## Tasks to perform
(A) From the VST plugins article, reproduce the passage from "These hardware emulations" up to and including "preamp, and more." word for word.
(B) Using the VST plugins article, explain in one to three sentences why many VST plugins emulate classic hardware units.

──────── Provided text

What are VST Plugins? (And How to Use Them)
VST (Virtual Studio Technology) Plugins act as an extension to your digital audio workstation (DAW). They can be in the form of Virtual Instruments (e.g. Synths, Drum Machines), Effects (e.g. Distortion, Reverb), or MIDI effects.
Virtual Studio Technology or “VST” is a software standard that extends the functionality of your Digital Audio Workstation (DAW). Examples of DAWs are Ableton Live, Cubase, or Reaper.
VSTs can range from completely free to very expensive!
Plugins usually come with a custom graphical user interface, featuring knobs, sliders, and buttons which can be adjusted like with hardware. They also have the ability to load and save presets of settings for easy recall.
Many VST plugins emulate (or digitally replicate) the look, sound, and functions of classic hardware units that otherwise might be too expensive or difficult to obtain.
These hardware emulations are designed to look like the original hardware they are based on. They feature similar controls and parameters.
- Different Types of VST Plugins
- VSTs vs AUs and AAX (Mac)
- How to use VST plugins in your DAW
- Installing Plugins
- Some popular free VST plugins
- Plugin Bundles
- Don’t Overdo it With Plugins (Especially at the start)
For example, Native Instruments, Plugin Boutique, Waves, Slate Digital, and numerous other brands make plug-in versions of classic hardware like the UREI 1176 Compressor, the Neve 1073 preamp, and more.
Different Types of VST Plugins
#1 VST Instruments
VST Instruments or VSTi are plugins are essentially software samplers or synthesizers, which produce sound when given MIDI notes as input in real-time. Modern VSTi plugins can emulate pianos, synths, drum kits, guitars, or even entire orchestras.

────────────────
──────── Raw data

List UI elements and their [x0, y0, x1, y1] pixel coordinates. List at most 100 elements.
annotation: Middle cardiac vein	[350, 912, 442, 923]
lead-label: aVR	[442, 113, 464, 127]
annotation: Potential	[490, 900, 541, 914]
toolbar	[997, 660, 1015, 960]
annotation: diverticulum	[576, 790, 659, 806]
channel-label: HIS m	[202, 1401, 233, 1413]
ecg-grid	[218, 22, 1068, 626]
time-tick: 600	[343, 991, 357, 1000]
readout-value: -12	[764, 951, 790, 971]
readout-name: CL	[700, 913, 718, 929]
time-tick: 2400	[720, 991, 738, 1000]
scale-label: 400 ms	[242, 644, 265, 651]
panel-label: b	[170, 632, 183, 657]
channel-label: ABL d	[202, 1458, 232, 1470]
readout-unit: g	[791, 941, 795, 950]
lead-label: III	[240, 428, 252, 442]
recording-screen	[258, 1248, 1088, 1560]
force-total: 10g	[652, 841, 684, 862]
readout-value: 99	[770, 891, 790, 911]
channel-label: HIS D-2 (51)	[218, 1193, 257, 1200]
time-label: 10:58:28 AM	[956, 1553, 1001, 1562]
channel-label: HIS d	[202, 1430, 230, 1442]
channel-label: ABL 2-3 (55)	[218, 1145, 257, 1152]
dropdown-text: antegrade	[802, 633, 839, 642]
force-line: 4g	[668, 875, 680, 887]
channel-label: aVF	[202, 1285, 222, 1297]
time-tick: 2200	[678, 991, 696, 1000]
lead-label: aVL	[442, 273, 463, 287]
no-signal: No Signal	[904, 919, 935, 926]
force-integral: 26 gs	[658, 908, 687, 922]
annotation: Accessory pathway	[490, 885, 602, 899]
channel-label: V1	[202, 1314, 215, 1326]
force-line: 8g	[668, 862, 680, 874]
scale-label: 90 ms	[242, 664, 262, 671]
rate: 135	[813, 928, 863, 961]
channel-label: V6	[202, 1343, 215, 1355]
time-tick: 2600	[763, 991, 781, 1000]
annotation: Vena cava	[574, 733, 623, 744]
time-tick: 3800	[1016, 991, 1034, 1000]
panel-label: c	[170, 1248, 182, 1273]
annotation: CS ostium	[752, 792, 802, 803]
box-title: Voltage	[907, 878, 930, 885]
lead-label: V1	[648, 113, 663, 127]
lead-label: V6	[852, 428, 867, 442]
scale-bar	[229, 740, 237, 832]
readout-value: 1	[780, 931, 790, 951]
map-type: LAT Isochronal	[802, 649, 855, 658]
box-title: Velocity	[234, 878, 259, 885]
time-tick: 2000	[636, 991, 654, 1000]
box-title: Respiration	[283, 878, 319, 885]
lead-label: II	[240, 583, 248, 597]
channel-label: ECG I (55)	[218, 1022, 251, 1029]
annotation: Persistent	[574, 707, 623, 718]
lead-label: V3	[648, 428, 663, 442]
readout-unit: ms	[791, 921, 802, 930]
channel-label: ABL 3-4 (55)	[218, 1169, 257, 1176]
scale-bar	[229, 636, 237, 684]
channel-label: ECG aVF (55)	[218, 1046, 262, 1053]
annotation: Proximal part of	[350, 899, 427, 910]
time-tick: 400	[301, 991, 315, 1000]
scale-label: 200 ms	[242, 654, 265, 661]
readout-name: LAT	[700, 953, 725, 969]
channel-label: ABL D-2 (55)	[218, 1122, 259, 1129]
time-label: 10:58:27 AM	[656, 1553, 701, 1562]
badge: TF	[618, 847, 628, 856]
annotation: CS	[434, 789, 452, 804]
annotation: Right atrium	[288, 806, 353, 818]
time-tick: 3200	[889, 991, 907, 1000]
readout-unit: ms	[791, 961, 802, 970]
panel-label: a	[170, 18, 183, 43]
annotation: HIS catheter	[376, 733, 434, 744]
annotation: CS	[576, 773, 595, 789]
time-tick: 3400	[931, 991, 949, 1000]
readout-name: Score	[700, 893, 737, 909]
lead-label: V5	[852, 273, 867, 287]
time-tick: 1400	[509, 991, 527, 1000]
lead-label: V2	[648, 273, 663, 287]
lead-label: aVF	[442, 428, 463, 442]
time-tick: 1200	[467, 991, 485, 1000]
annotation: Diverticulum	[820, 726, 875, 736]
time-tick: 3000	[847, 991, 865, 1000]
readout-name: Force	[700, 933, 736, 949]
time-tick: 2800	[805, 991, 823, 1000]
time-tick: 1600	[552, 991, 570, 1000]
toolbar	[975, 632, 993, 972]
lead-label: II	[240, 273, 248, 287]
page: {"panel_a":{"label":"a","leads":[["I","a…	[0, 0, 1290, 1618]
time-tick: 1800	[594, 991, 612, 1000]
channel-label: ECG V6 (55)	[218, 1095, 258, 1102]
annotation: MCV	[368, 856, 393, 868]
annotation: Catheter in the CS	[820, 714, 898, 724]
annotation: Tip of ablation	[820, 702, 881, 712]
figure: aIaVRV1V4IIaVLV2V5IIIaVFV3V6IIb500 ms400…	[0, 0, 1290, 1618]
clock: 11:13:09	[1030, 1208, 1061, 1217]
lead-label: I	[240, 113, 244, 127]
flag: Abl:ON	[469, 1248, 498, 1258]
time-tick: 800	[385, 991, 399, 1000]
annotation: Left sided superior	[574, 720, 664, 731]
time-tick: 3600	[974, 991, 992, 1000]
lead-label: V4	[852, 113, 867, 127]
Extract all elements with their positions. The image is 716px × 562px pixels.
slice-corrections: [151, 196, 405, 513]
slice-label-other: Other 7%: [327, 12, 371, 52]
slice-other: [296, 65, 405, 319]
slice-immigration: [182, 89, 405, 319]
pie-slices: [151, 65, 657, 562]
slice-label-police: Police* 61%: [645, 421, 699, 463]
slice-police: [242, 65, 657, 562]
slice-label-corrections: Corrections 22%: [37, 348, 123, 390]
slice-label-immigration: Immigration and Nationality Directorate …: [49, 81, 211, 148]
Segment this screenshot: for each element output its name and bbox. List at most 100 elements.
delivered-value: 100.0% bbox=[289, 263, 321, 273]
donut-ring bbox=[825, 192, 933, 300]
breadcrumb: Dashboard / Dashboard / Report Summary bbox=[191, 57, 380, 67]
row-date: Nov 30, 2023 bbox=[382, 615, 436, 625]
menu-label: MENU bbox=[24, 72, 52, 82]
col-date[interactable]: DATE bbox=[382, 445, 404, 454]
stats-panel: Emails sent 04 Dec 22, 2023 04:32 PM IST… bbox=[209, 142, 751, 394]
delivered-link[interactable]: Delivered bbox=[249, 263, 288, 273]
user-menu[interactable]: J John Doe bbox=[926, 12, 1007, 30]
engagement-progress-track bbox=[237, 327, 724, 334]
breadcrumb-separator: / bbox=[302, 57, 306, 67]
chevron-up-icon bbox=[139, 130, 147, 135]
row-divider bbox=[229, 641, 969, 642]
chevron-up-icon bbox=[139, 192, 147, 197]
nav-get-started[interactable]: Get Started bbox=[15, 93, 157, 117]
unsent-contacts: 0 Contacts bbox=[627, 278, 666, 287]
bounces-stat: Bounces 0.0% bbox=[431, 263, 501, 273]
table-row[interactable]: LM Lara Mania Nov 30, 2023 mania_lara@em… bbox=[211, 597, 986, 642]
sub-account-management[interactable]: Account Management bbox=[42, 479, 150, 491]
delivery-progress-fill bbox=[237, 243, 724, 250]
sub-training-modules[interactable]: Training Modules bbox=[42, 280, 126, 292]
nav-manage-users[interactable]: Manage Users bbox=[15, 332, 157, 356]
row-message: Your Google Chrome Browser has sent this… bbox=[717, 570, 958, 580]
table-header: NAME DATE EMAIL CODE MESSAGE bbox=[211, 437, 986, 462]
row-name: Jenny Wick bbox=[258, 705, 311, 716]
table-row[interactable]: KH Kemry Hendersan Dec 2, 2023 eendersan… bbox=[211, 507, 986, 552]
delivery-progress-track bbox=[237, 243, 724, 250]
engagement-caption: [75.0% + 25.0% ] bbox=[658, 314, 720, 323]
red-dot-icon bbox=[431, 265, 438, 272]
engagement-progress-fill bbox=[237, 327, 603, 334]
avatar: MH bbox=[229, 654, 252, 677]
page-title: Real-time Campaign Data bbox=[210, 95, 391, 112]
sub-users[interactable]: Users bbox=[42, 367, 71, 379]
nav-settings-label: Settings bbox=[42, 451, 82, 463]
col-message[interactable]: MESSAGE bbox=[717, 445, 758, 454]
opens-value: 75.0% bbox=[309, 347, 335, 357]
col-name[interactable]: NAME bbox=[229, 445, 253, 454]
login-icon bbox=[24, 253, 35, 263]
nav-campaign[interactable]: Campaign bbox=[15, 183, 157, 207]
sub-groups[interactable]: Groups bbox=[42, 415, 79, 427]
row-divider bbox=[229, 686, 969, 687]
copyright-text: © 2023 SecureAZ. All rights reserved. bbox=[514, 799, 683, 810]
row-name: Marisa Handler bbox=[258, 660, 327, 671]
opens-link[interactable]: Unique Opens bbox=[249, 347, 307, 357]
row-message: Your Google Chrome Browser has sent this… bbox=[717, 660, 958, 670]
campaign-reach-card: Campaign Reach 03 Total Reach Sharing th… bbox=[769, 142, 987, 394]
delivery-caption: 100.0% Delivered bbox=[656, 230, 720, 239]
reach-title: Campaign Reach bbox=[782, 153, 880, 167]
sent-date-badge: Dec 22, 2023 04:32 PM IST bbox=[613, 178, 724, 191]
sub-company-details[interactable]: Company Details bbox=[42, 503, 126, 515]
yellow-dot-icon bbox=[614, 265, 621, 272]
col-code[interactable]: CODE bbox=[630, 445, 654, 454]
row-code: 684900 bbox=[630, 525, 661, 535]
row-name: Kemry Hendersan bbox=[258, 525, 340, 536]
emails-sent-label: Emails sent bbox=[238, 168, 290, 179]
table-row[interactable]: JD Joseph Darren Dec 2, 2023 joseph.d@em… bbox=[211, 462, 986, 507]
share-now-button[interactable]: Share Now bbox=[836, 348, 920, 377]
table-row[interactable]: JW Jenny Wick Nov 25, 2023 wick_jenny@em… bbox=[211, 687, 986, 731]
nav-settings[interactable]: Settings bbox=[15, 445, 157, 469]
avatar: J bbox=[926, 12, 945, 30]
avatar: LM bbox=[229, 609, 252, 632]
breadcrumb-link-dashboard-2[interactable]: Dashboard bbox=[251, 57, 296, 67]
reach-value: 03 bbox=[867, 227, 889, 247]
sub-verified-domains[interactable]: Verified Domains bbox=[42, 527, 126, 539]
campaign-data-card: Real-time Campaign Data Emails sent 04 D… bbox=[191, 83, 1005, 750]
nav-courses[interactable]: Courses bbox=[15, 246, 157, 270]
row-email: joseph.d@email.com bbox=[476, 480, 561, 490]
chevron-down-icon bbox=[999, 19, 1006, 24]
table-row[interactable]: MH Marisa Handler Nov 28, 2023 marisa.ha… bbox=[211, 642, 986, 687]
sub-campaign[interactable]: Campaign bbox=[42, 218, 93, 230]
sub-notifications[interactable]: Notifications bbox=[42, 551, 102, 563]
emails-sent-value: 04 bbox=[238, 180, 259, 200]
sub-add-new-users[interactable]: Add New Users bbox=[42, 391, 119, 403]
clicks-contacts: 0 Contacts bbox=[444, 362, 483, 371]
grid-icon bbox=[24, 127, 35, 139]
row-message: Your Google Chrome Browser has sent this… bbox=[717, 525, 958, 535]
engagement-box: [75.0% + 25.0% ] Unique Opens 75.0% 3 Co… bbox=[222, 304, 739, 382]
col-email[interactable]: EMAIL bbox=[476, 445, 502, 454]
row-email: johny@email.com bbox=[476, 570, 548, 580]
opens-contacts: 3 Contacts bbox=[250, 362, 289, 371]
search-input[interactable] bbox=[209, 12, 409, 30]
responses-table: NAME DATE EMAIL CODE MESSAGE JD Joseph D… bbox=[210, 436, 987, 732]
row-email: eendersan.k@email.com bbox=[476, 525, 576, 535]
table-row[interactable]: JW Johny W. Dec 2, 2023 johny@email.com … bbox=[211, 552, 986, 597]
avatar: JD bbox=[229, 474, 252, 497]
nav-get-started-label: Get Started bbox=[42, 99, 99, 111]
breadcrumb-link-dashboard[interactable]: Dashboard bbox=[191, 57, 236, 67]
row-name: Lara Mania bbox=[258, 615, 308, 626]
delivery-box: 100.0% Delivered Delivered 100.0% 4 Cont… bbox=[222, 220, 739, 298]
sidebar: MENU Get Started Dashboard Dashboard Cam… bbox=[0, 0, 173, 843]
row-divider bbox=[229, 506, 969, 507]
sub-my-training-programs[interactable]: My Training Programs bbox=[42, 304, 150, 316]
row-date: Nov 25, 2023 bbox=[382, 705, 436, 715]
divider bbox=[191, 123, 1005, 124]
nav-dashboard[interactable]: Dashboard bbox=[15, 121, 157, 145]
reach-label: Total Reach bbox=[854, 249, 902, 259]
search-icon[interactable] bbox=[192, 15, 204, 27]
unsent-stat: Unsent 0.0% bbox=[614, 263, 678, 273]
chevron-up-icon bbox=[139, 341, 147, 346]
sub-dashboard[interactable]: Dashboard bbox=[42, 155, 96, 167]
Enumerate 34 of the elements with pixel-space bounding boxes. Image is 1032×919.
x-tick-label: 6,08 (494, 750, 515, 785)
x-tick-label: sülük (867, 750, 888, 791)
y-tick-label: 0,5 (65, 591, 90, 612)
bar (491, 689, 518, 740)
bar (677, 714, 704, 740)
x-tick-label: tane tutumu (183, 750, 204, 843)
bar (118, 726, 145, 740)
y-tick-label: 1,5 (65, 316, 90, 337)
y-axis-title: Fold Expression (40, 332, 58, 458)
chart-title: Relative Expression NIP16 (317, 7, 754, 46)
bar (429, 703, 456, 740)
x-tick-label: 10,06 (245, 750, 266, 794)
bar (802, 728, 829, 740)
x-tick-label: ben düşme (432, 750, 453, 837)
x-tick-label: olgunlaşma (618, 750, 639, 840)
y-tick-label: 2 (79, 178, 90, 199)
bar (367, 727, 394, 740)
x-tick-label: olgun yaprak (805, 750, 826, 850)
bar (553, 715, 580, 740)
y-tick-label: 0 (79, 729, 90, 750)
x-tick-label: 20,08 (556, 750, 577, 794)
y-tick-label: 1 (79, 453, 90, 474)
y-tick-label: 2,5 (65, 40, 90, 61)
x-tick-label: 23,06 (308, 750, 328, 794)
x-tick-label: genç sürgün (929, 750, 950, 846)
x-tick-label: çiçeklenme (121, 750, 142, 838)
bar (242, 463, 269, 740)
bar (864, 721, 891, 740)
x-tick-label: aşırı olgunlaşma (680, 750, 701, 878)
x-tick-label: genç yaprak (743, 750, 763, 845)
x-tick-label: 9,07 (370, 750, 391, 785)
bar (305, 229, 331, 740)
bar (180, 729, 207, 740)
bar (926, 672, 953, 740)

────────────────

## Exercise solutions
(A)
These hardware emulations are designed to look like the original hardware they are based on. They feature similar controls and parameters.
- Different Types of VST Plugins
- VSTs vs AUs and AAX (Mac)
- How to use VST plugins in your DAW
- Installing Plugins
- Some popular free VST plugins
- Plugin Bundles
- Don’t Overdo it With Plugins (Especially at the start)
For example, Native Instruments, Plugin Boutique, Waves, Slate Digital, and numerous other brands make plug-in versions of classic hardware like the UREI 1176 Compressor, the Neve 1073 preamp, and more.

(B) Many VST plugins digitally replicate the look, sound, and functions of classic hardware units because the original units might otherwise be too expensive or difficult to obtain.